Would you repeat the listing exactly but omit every picture?

++++++++++++++++++++

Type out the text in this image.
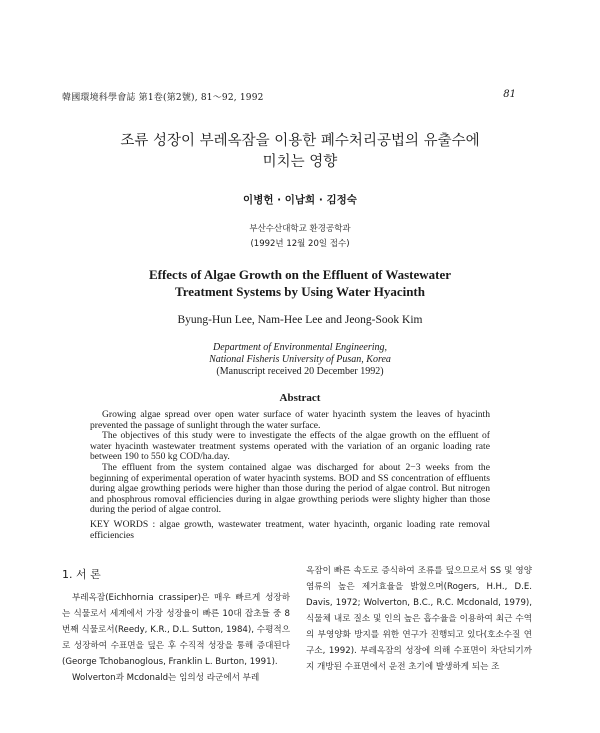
韓國環境科學會誌 第1卷(第2號), 81〜92, 1992	81
조류 성장이 부레옥잠을 이용한 폐수처리공법의 유출수에
미치는 영향
이병헌 · 이남희 · 김정숙
부산수산대학교 환경공학과
(1992년 12월 20일 접수)
Effects of Algae Growth on the Effluent of Wastewater
Treatment Systems by Using Water Hyacinth
Byung-Hun Lee, Nam-Hee Lee and Jeong-Sook Kim
Department of Environmental Engineering,
National Fisheris University of Pusan, Korea
(Manuscript received 20 December 1992)
Abstract

Growing algae spread over open water surface of water hyacinth system the leaves of hyacinth prevented the passage of sunlight through the water surface.

The objectives of this study were to investigate the effects of the algae growth on the effluent of water hyacinth wastewater treatment systems operated with the variation of an organic loading rate between 190 to 550 kg COD/ha.day.

The effluent from the system contained algae was discharged for about 2−3 weeks from the beginning of experimental operation of water hyacinth systems. BOD and SS concentration of effluents during algae growthing periods were higher than those during the period of algae control. But nitrogen and phosphrous romoval efficiencies during in algae growthing periods were slighty higher than those during the period of algae control.

KEY WORDS : algae growth, wastewater treatment, water hyacinth, organic loading rate removal efficiencies

1. 서 론

부레옥잠(Eichhornia crassiper)은 매우 빠르게 성장하는 식물로서 세계에서 가장 성장율이 빠른 10대 잡초들 중 8번째 식물로서(Reedy, K.R., D.L. Sutton, 1984), 수평적으로 성장하여 수표면을 덮은 후 수직적 성장을 통해 증대된다(George Tchobanoglous, Franklin L. Burton, 1991).

Wolverton과 Mcdonald는 임의성 라군에서 부레

옥잠이 빠른 속도로 증식하여 조류를 덮으므로서 SS 및 영양염류의 높은 제거효율을 밝혔으며(Rogers, H.H., D.E. Davis, 1972; Wolverton, B.C., R.C. Mcdonald, 1979), 식물체 내로 질소 및 인의 높은 흡수율을 이용하여 최근 수역의 부영양화 방지를 위한 연구가 진행되고 있다(호소수질 연구소, 1992). 부레옥잠의 성장에 의해 수표면이 차단되기까지 개방된 수표면에서 운전 초기에 발생하게 되는 조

++++++++++++++++++++

**Problem solution**
Type out the text in this image.
韓國環境科學會誌 第1卷(第2號), 81〜92, 1992	81
조류 성장이 부레옥잠을 이용한 폐수처리공법의 유출수에
미치는 영향
이병헌 · 이남희 · 김정숙
부산수산대학교 환경공학과
(1992년 12월 20일 접수)
Effects of Algae Growth on the Effluent of Wastewater
Treatment Systems by Using Water Hyacinth
Byung-Hun Lee, Nam-Hee Lee and Jeong-Sook Kim
Department of Environmental Engineering,
National Fisheris University of Pusan, Korea
(Manuscript received 20 December 1992)
Abstract

Growing algae spread over open water surface of water hyacinth system the leaves of hyacinth prevented the passage of sunlight through the water surface.

The objectives of this study were to investigate the effects of the algae growth on the effluent of water hyacinth wastewater treatment systems operated with the variation of an organic loading rate between 190 to 550 kg COD/ha.day.

The effluent from the system contained algae was discharged for about 2−3 weeks from the beginning of experimental operation of water hyacinth systems. BOD and SS concentration of effluents during algae growthing periods were higher than those during the period of algae control. But nitrogen and phosphrous romoval efficiencies during in algae growthing periods were slighty higher than those during the period of algae control.

KEY WORDS : algae growth, wastewater treatment, water hyacinth, organic loading rate removal efficiencies

1. 서 론

부레옥잠(Eichhornia crassiper)은 매우 빠르게 성장하는 식물로서 세계에서 가장 성장율이 빠른 10대 잡초들 중 8번째 식물로서(Reedy, K.R., D.L. Sutton, 1984), 수평적으로 성장하여 수표면을 덮은 후 수직적 성장을 통해 증대된다(George Tchobanoglous, Franklin L. Burton, 1991).

Wolverton과 Mcdonald는 임의성 라군에서 부레

옥잠이 빠른 속도로 증식하여 조류를 덮으므로서 SS 및 영양염류의 높은 제거효율을 밝혔으며(Rogers, H.H., D.E. Davis, 1972; Wolverton, B.C., R.C. Mcdonald, 1979), 식물체 내로 질소 및 인의 높은 흡수율을 이용하여 최근 수역의 부영양화 방지를 위한 연구가 진행되고 있다(호소수질 연구소, 1992). 부레옥잠의 성장에 의해 수표면이 차단되기까지 개방된 수표면에서 운전 초기에 발생하게 되는 조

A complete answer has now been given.